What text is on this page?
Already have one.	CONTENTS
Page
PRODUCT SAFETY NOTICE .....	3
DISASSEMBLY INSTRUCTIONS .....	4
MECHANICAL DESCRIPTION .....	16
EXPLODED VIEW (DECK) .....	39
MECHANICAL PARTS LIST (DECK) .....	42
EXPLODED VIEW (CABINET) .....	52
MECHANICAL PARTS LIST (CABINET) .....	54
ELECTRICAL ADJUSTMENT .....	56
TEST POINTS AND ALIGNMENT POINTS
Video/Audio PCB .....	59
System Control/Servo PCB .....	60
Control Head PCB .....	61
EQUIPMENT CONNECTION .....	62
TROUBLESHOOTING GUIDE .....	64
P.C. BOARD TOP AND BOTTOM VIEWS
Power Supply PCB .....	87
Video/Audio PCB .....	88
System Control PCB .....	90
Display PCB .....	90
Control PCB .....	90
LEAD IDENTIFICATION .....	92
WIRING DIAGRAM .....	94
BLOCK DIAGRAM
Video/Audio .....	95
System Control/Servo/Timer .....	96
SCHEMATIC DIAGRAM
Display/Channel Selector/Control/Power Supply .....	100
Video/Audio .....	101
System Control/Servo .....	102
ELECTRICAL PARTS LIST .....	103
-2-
====
• _WHAT THE TASK REQUIRES_
Say only how many lines in the records carry the word "Control".

• _FINAL RESULT_
7